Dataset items
──────────────────────────────

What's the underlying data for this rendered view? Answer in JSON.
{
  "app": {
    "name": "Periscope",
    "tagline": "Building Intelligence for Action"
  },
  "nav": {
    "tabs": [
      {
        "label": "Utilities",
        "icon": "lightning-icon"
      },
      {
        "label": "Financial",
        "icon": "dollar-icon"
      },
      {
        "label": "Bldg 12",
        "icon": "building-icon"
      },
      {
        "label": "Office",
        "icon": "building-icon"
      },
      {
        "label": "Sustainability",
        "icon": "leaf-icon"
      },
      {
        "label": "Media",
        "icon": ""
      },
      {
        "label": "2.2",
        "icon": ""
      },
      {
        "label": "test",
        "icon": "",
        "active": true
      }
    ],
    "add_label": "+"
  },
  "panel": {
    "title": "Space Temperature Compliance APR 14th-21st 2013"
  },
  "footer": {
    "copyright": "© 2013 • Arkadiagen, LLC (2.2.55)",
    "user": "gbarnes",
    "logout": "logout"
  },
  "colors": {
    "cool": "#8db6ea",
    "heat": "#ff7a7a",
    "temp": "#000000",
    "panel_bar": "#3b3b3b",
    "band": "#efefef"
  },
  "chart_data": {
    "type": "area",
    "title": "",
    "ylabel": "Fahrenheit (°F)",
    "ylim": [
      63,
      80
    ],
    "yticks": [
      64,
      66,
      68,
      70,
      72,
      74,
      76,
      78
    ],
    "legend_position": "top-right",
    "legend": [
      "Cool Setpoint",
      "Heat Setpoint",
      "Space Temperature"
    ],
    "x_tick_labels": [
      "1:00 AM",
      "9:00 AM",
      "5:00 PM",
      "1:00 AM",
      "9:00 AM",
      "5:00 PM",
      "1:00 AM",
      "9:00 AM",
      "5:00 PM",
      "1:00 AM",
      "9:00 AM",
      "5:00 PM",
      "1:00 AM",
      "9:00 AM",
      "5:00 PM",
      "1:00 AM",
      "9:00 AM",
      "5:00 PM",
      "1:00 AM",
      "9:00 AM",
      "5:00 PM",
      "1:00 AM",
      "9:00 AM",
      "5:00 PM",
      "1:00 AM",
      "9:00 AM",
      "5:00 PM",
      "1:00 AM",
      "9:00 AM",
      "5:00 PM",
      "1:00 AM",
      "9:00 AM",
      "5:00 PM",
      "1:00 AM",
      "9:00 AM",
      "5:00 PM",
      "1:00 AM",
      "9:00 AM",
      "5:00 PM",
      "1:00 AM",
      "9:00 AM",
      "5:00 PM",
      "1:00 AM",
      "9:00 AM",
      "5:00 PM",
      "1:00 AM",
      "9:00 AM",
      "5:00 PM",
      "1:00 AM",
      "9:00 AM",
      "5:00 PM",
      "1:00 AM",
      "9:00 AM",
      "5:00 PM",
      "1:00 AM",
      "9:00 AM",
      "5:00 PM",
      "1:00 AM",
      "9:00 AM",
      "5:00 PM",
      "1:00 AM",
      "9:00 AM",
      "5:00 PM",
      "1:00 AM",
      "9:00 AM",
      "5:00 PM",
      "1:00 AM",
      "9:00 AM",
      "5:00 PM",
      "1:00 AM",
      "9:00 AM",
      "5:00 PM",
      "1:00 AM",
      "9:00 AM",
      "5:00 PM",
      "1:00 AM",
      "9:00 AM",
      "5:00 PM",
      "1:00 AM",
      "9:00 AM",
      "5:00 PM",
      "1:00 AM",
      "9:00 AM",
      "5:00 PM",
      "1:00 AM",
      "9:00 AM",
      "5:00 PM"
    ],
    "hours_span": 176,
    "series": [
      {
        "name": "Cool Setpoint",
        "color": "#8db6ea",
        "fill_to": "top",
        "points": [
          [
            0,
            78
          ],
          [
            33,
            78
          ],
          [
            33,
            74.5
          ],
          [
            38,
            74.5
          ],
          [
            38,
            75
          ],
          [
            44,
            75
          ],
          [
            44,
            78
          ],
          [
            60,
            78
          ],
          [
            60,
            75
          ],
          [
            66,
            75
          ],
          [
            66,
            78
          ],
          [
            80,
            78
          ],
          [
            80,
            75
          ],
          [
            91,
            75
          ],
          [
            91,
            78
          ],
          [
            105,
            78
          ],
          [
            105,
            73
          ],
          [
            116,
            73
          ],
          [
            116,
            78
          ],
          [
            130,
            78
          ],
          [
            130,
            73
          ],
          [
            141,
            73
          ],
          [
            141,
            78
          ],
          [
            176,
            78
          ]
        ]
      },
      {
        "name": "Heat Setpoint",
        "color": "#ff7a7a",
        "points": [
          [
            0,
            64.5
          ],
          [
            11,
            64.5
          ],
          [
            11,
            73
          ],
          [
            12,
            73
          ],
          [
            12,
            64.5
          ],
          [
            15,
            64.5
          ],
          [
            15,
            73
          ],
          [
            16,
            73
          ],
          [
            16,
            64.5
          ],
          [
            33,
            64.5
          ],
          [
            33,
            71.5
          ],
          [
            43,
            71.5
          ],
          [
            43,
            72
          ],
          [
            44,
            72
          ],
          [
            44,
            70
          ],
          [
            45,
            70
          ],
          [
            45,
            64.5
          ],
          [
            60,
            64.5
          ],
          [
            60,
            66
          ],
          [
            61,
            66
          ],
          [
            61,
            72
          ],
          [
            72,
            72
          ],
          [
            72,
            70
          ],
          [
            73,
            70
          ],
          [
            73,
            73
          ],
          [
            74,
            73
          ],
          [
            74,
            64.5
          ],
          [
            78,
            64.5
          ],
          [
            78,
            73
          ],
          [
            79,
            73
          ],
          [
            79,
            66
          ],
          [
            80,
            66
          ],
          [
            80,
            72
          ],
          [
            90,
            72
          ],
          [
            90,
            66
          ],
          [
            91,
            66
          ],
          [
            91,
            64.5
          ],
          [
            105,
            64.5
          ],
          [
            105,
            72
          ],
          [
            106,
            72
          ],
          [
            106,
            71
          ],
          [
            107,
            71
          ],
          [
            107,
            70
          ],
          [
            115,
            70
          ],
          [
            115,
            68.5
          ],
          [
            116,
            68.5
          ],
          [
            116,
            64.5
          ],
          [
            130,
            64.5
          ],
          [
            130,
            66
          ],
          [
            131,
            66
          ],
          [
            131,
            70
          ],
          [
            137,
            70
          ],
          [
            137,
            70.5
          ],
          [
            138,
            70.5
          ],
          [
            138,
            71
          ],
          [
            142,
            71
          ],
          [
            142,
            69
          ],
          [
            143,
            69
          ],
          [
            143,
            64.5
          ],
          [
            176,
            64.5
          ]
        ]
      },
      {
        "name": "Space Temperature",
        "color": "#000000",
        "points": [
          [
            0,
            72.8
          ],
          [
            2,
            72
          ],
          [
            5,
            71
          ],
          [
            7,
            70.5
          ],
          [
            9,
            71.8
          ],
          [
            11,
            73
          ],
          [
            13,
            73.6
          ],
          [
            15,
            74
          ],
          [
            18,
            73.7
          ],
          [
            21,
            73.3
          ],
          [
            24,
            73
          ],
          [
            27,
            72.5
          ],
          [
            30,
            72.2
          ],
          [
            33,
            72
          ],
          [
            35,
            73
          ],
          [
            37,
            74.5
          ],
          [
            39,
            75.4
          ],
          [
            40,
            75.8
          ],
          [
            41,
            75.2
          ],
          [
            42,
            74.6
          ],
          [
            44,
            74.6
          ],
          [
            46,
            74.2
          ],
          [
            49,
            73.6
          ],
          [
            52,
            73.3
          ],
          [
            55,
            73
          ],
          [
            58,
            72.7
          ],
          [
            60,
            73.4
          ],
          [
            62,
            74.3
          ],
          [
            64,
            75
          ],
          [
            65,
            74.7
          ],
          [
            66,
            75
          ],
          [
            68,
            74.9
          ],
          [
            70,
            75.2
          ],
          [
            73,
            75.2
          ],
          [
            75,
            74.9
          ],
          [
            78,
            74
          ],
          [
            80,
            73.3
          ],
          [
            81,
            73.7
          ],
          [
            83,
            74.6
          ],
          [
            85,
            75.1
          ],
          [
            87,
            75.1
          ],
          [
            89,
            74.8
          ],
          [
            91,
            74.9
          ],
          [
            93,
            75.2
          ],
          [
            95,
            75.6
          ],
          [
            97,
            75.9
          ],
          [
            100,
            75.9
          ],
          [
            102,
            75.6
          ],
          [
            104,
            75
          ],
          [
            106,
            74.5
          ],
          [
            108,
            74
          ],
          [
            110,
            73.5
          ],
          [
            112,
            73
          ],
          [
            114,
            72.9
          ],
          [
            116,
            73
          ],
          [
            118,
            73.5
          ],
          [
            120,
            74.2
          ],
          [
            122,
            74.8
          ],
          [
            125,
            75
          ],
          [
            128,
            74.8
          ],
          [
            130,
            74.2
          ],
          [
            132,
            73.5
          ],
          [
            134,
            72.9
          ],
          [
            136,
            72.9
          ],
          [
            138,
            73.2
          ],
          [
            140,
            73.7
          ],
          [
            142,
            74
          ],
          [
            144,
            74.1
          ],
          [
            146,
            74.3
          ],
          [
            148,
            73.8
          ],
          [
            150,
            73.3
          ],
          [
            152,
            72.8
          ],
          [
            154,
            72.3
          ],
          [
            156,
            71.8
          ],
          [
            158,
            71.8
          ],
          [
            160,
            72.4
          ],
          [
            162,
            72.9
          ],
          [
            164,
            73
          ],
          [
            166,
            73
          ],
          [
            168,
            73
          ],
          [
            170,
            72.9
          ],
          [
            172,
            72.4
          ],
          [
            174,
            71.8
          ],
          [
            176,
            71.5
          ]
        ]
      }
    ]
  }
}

──────────────────────────────

Copy out every line with the word "Temperature".

[Final result]:
    "title": "Space Temperature Compliance APR 14th-21st 2013"
      "Space Temperature"
        "name": "Space Temperature",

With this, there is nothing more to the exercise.